**Task directions:** Repeat the data that follows, word for word, without the images.

**Information given:**

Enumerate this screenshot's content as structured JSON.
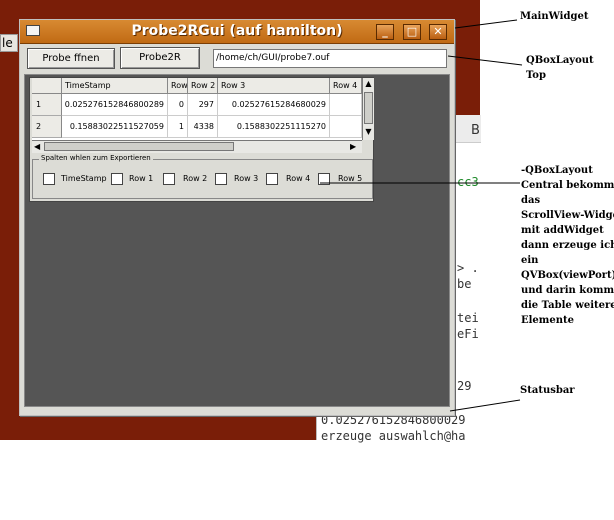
{
  "window": {
    "title": "Probe2RGui (auf hamilton)"
  },
  "toolbar": {
    "probe_button": "Probe ffnen",
    "probe2r_button": "Probe2R",
    "path_value": "/home/ch/GUI/probe7.ouf"
  },
  "table": {
    "headers": [
      "TimeStamp",
      "Row",
      "Row 2",
      "Row 3",
      "Row 4"
    ],
    "rows": [
      {
        "num": "1",
        "cells": [
          "0.025276152846800289",
          "0",
          "297",
          "0.02527615284680029",
          ""
        ]
      },
      {
        "num": "2",
        "cells": [
          "0.15883022511527059",
          "1",
          "4338",
          "0.1588302251115270",
          ""
        ]
      }
    ]
  },
  "export": {
    "title": "Spalten whlen zum Exportieren",
    "options": [
      "TimeStamp",
      "Row 1",
      "Row 2",
      "Row 3",
      "Row 4",
      "Row 5"
    ]
  },
  "desktop": {
    "tab_label": "le"
  },
  "terminal": {
    "tab": "B",
    "lines": [
      "cc3",
      "> .",
      "be",
      "tei",
      "eFi",
      "29",
      "0.025276152846800029",
      "erzeuge auswahlch@ha"
    ],
    "line_colors": {
      "cc3": "#1f8a2a",
      "default": "#333333"
    }
  },
  "annotations": {
    "main_widget": "MainWidget",
    "top": [
      "QBoxLayout",
      "Top"
    ],
    "central": [
      "-QBoxLayout",
      "Central bekommt",
      "das",
      "ScrollView-Widget",
      "mit addWidget",
      "dann erzeuge ich",
      "ein",
      "QVBox(viewPort)",
      "und darin kommen",
      "die Table weitere",
      "Elemente"
    ],
    "statusbar": "Statusbar"
  }
}
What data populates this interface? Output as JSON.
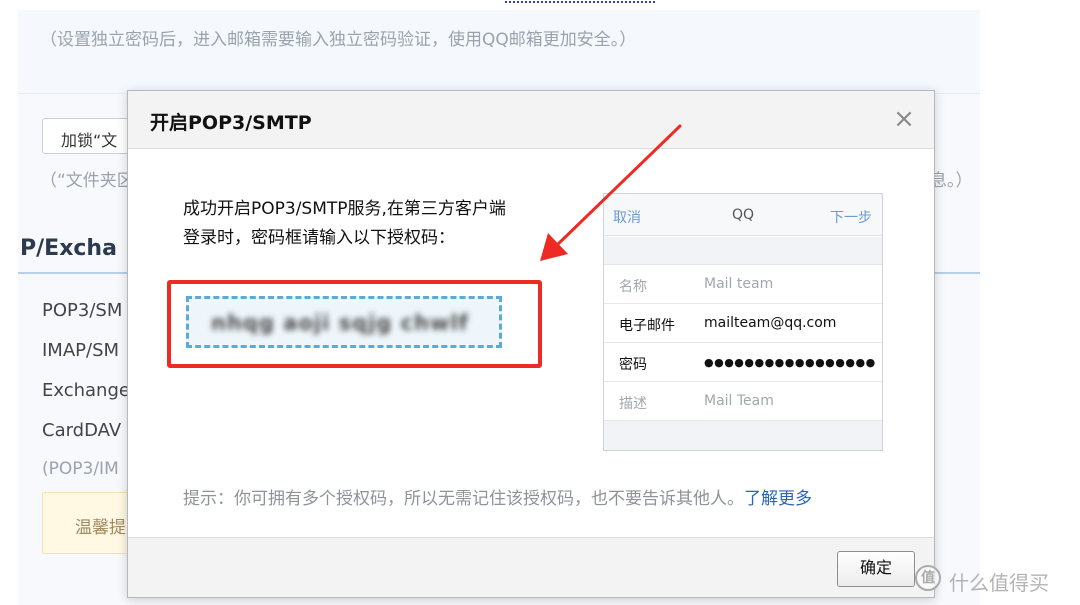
{
  "background": {
    "note_top": "（设置独立密码后，进入邮箱需要输入独立密码验证，使用QQ邮箱更加安全。）",
    "lock_button": "加锁“文",
    "note_folder": "（“文件夹区",
    "note_folder_tail": "息。）",
    "section_heading": "P/Excha",
    "protocols": [
      "POP3/SM",
      "IMAP/SM",
      "Exchange",
      "CardDAV"
    ],
    "protocol_note": "(POP3/IM",
    "tip_box": "温馨提"
  },
  "dialog": {
    "title": "开启POP3/SMTP",
    "close_glyph": "×",
    "message_line1": "成功开启POP3/SMTP服务,在第三方客户端",
    "message_line2": "登录时，密码框请输入以下授权码：",
    "auth_code": "nhqg aoji sqjg chwlf",
    "hint_text": "提示：你可拥有多个授权码，所以无需记住该授权码，也不要告诉其他人。",
    "hint_link": "了解更多",
    "ok_button": "确定"
  },
  "phone_preview": {
    "cancel": "取消",
    "title": "QQ",
    "next": "下一步",
    "rows": [
      {
        "label": "名称",
        "value": "Mail team"
      },
      {
        "label": "电子邮件",
        "value": "mailteam@qq.com"
      },
      {
        "label": "密码",
        "value": "●●●●●●●●●●●●●●●●●"
      },
      {
        "label": "描述",
        "value": "Mail Team"
      }
    ]
  },
  "watermark": {
    "logo": "值",
    "text": "什么值得买"
  },
  "colors": {
    "annotation_red": "#ee2a24",
    "link_blue": "#2a65b8",
    "dashed_blue": "#59acd8"
  }
}
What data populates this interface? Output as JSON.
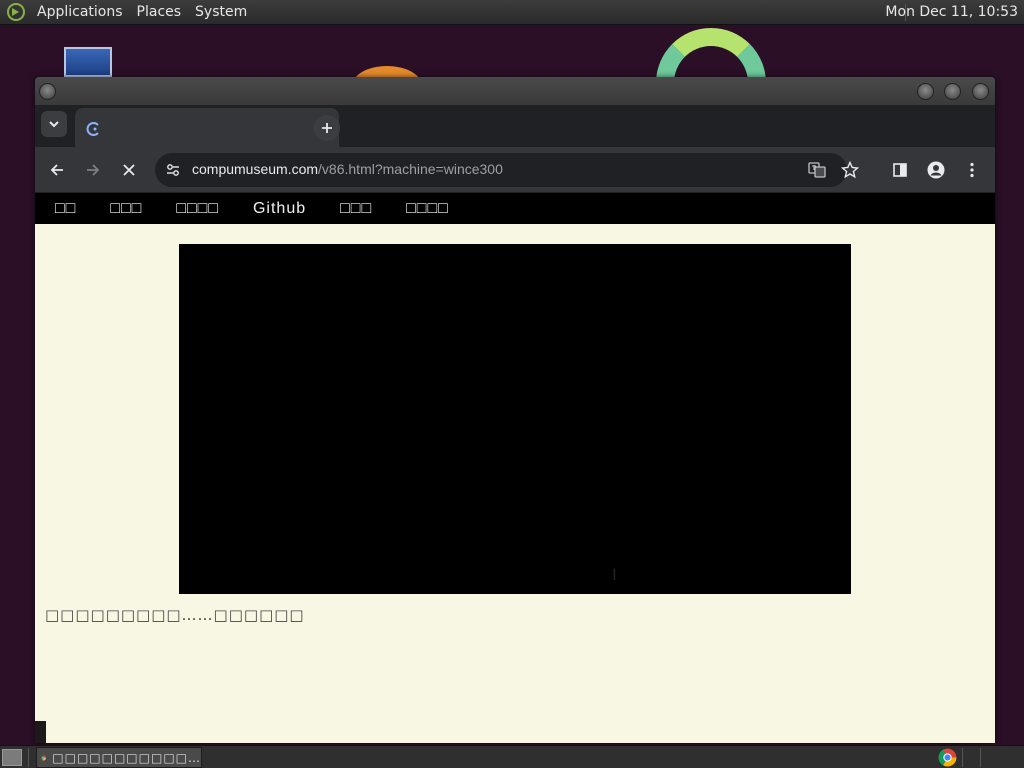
{
  "top_panel": {
    "menus": [
      "Applications",
      "Places",
      "System"
    ],
    "clock": "Mon Dec 11, 10:53"
  },
  "browser": {
    "tab": {
      "title": ""
    },
    "address": {
      "host": "compumuseum.com",
      "path": "/v86.html?machine=wince300"
    }
  },
  "page": {
    "nav": [
      "□□",
      "□□□",
      "□□□□",
      "Github",
      "□□□",
      "□□□□"
    ],
    "status": "□□□□□□□□□……□□□□□□"
  },
  "taskbar": {
    "task_label": "□□□□□□□□□□□…"
  },
  "colors": {
    "page_bg": "#f7f7e4",
    "nav_bg": "#000000",
    "omnibox_bg": "#202124",
    "toolbar_bg": "#35363a"
  },
  "icons": [
    "distro-logo-icon",
    "chevron-down-icon",
    "favicon-icon",
    "close-icon",
    "plus-icon",
    "back-arrow-icon",
    "forward-arrow-icon",
    "stop-icon",
    "site-settings-icon",
    "translate-icon",
    "star-icon",
    "side-panel-icon",
    "profile-icon",
    "more-vert-icon",
    "chrome-icon",
    "show-desktop-icon"
  ]
}
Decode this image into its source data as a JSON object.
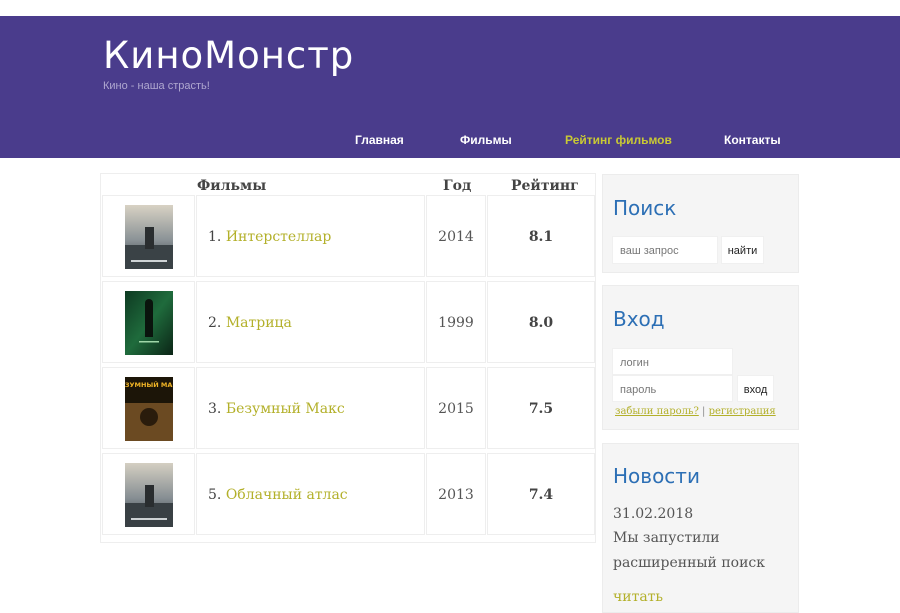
{
  "header": {
    "logo": "КиноМонстр",
    "tagline": "Кино - наша страсть!",
    "nav": [
      {
        "label": "Главная",
        "active": false
      },
      {
        "label": "Фильмы",
        "active": false
      },
      {
        "label": "Рейтинг фильмов",
        "active": true
      },
      {
        "label": "Контакты",
        "active": false
      }
    ]
  },
  "table": {
    "headers": {
      "films": "Фильмы",
      "year": "Год",
      "rating": "Рейтинг"
    },
    "rows": [
      {
        "rank": "1.",
        "title": "Интерстеллар",
        "year": "2014",
        "rating": "8.1",
        "poster_icon": "interstellar-poster-icon"
      },
      {
        "rank": "2.",
        "title": "Матрица",
        "year": "1999",
        "rating": "8.0",
        "poster_icon": "matrix-poster-icon"
      },
      {
        "rank": "3.",
        "title": "Безумный Макс",
        "year": "2015",
        "rating": "7.5",
        "poster_icon": "mad-max-poster-icon"
      },
      {
        "rank": "5.",
        "title": "Облачный атлас",
        "year": "2013",
        "rating": "7.4",
        "poster_icon": "cloud-atlas-poster-icon"
      }
    ],
    "mad_max_poster_text": "БЕЗУМНЫЙ МАКС"
  },
  "search": {
    "title": "Поиск",
    "placeholder": "ваш запрос",
    "button": "найти"
  },
  "login": {
    "title": "Вход",
    "login_placeholder": "логин",
    "password_placeholder": "пароль",
    "button": "вход",
    "forgot": "забыли пароль?",
    "separator": "|",
    "register": "регистрация"
  },
  "news": {
    "title": "Новости",
    "date": "31.02.2018",
    "text": "Мы запустили расширенный поиск",
    "read_more": "читать"
  },
  "colors": {
    "header_bg": "#4a3c8c",
    "link": "#b3b02a",
    "widget_title": "#2c6fb5"
  }
}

**Task result:**
Enumerate this screenshot's content as structured JSON.
{
  "window": {
    "title": "Probe2RGui (auf hamilton)"
  },
  "toolbar": {
    "probe_button": "Probe ffnen",
    "probe2r_button": "Probe2R",
    "path_value": "/home/ch/GUI/probe7.ouf"
  },
  "table": {
    "headers": [
      "TimeStamp",
      "Row",
      "Row 2",
      "Row 3",
      "Row 4"
    ],
    "rows": [
      {
        "num": "1",
        "cells": [
          "0.025276152846800289",
          "0",
          "297",
          "0.02527615284680029",
          ""
        ]
      },
      {
        "num": "2",
        "cells": [
          "0.15883022511527059",
          "1",
          "4338",
          "0.1588302251115270",
          ""
        ]
      }
    ]
  },
  "export": {
    "title": "Spalten whlen zum Exportieren",
    "options": [
      "TimeStamp",
      "Row 1",
      "Row 2",
      "Row 3",
      "Row 4",
      "Row 5"
    ]
  },
  "desktop": {
    "tab_label": "le"
  },
  "terminal": {
    "tab": "B",
    "lines": [
      "cc3",
      "> .",
      "be",
      "tei",
      "eFi",
      "29",
      "0.025276152846800029",
      "erzeuge auswahlch@ha"
    ],
    "line_colors": {
      "cc3": "#1f8a2a",
      "default": "#333333"
    }
  },
  "annotations": {
    "main_widget": "MainWidget",
    "top": [
      "QBoxLayout",
      "Top"
    ],
    "central": [
      "-QBoxLayout",
      "Central bekommt",
      "das",
      "ScrollView-Widget",
      "mit addWidget",
      "dann erzeuge ich",
      "ein",
      "QVBox(viewPort)",
      "und darin kommen",
      "die Table weitere",
      "Elemente"
    ],
    "statusbar": "Statusbar"
  }
}
What data populates this interface? Output as JSON.
{
  "background": {
    "note_top": "（设置独立密码后，进入邮箱需要输入独立密码验证，使用QQ邮箱更加安全。）",
    "lock_button": "加锁“文",
    "note_folder": "（“文件夹区",
    "note_folder_tail": "息。）",
    "section_heading": "P/Excha",
    "protocols": [
      "POP3/SM",
      "IMAP/SM",
      "Exchange",
      "CardDAV"
    ],
    "protocol_note": "(POP3/IM",
    "tip_box": "温馨提"
  },
  "dialog": {
    "title": "开启POP3/SMTP",
    "close_glyph": "×",
    "message_line1": "成功开启POP3/SMTP服务,在第三方客户端",
    "message_line2": "登录时，密码框请输入以下授权码：",
    "auth_code": "nhqg aoji sqjg chwlf",
    "hint_text": "提示：你可拥有多个授权码，所以无需记住该授权码，也不要告诉其他人。",
    "hint_link": "了解更多",
    "ok_button": "确定"
  },
  "phone_preview": {
    "cancel": "取消",
    "title": "QQ",
    "next": "下一步",
    "rows": [
      {
        "label": "名称",
        "value": "Mail team"
      },
      {
        "label": "电子邮件",
        "value": "mailteam@qq.com"
      },
      {
        "label": "密码",
        "value": "●●●●●●●●●●●●●●●●●"
      },
      {
        "label": "描述",
        "value": "Mail Team"
      }
    ]
  },
  "watermark": {
    "logo": "值",
    "text": "什么值得买"
  },
  "colors": {
    "annotation_red": "#ee2a24",
    "link_blue": "#2a65b8",
    "dashed_blue": "#59acd8"
  }
}
What data populates this interface? Output as JSON.
{
  "top_panel": {
    "menus": [
      "Applications",
      "Places",
      "System"
    ],
    "clock": "Mon Dec 11, 10:53"
  },
  "browser": {
    "tab": {
      "title": ""
    },
    "address": {
      "host": "compumuseum.com",
      "path": "/v86.html?machine=wince300"
    }
  },
  "page": {
    "nav": [
      "□□",
      "□□□",
      "□□□□",
      "Github",
      "□□□",
      "□□□□"
    ],
    "status": "□□□□□□□□□……□□□□□□"
  },
  "taskbar": {
    "task_label": "□□□□□□□□□□□…"
  },
  "colors": {
    "page_bg": "#f7f7e4",
    "nav_bg": "#000000",
    "omnibox_bg": "#202124",
    "toolbar_bg": "#35363a"
  },
  "icons": [
    "distro-logo-icon",
    "chevron-down-icon",
    "favicon-icon",
    "close-icon",
    "plus-icon",
    "back-arrow-icon",
    "forward-arrow-icon",
    "stop-icon",
    "site-settings-icon",
    "translate-icon",
    "star-icon",
    "side-panel-icon",
    "profile-icon",
    "more-vert-icon",
    "chrome-icon",
    "show-desktop-icon"
  ]
}
Decode this image into its source data as a JSON object.
{
  "header": {
    "logo": "КиноМонстр",
    "tagline": "Кино - наша страсть!",
    "nav": [
      {
        "label": "Главная",
        "active": false
      },
      {
        "label": "Фильмы",
        "active": false
      },
      {
        "label": "Рейтинг фильмов",
        "active": true
      },
      {
        "label": "Контакты",
        "active": false
      }
    ]
  },
  "table": {
    "headers": {
      "films": "Фильмы",
      "year": "Год",
      "rating": "Рейтинг"
    },
    "rows": [
      {
        "rank": "1.",
        "title": "Интерстеллар",
        "year": "2014",
        "rating": "8.1",
        "poster_icon": "interstellar-poster-icon"
      },
      {
        "rank": "2.",
        "title": "Матрица",
        "year": "1999",
        "rating": "8.0",
        "poster_icon": "matrix-poster-icon"
      },
      {
        "rank": "3.",
        "title": "Безумный Макс",
        "year": "2015",
        "rating": "7.5",
        "poster_icon": "mad-max-poster-icon"
      },
      {
        "rank": "5.",
        "title": "Облачный атлас",
        "year": "2013",
        "rating": "7.4",
        "poster_icon": "cloud-atlas-poster-icon"
      }
    ],
    "mad_max_poster_text": "БЕЗУМНЫЙ МАКС"
  },
  "search": {
    "title": "Поиск",
    "placeholder": "ваш запрос",
    "button": "найти"
  },
  "login": {
    "title": "Вход",
    "login_placeholder": "логин",
    "password_placeholder": "пароль",
    "button": "вход",
    "forgot": "забыли пароль?",
    "separator": "|",
    "register": "регистрация"
  },
  "news": {
    "title": "Новости",
    "date": "31.02.2018",
    "text": "Мы запустили расширенный поиск",
    "read_more": "читать"
  },
  "colors": {
    "header_bg": "#4a3c8c",
    "link": "#b3b02a",
    "widget_title": "#2c6fb5"
  }
}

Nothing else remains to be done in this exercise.